- Work to do: Locate each line of the material that contains "redime", then return it.

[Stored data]
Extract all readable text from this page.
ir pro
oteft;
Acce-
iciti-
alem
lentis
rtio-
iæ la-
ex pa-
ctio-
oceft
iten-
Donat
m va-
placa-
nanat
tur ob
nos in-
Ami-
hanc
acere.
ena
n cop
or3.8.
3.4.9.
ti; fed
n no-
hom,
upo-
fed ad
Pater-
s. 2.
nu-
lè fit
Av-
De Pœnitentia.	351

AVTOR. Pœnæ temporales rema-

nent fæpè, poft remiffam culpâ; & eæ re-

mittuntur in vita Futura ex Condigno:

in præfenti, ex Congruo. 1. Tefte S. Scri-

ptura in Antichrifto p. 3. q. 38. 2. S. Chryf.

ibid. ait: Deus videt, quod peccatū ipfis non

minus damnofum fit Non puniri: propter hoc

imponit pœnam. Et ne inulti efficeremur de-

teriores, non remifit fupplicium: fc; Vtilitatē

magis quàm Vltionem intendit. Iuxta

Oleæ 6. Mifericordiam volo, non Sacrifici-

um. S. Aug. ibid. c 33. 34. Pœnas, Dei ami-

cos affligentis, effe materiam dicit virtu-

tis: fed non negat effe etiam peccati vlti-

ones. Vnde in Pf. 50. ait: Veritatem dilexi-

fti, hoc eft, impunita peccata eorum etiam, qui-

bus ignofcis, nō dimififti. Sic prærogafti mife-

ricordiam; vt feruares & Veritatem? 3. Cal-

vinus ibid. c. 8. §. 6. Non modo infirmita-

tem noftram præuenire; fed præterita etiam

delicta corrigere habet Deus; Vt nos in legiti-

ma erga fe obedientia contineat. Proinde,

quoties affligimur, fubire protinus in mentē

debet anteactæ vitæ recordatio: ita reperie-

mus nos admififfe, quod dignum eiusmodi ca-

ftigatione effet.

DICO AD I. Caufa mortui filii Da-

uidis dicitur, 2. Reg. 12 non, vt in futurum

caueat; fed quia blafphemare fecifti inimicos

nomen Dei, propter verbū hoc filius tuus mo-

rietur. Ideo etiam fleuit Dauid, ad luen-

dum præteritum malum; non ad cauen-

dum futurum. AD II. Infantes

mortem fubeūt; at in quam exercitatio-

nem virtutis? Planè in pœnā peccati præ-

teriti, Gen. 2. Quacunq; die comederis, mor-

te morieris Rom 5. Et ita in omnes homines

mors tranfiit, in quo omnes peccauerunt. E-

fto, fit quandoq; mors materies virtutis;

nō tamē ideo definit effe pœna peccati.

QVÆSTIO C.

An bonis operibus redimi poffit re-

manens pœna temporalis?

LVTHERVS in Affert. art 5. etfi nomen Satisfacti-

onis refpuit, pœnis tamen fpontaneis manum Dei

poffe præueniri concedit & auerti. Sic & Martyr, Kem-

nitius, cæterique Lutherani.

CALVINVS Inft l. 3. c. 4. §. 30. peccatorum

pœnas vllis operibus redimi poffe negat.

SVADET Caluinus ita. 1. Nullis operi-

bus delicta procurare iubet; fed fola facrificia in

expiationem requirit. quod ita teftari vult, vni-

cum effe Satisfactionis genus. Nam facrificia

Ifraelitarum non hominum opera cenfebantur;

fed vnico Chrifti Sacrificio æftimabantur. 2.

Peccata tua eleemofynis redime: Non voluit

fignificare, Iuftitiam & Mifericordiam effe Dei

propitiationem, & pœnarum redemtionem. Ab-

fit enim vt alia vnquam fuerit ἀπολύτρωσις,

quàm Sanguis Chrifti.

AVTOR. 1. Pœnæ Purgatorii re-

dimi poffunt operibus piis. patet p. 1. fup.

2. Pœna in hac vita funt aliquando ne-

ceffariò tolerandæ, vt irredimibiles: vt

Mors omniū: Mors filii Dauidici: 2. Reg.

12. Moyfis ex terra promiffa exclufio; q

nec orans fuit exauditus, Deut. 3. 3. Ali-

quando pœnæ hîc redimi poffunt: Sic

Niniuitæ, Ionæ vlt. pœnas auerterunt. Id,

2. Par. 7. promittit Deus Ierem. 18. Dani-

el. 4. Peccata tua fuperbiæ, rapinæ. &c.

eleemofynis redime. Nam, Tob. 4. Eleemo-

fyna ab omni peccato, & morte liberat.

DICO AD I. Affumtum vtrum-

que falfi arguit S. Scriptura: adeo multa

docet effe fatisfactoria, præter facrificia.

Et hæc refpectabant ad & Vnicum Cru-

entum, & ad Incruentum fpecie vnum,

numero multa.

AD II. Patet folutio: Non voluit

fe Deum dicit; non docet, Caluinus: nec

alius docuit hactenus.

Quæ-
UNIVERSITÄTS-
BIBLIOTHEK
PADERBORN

- Solution to this task:
Peccata tua eleemofynis redime: Non voluit
eleemofynis redime. Nam, Tob. 4. Eleemo-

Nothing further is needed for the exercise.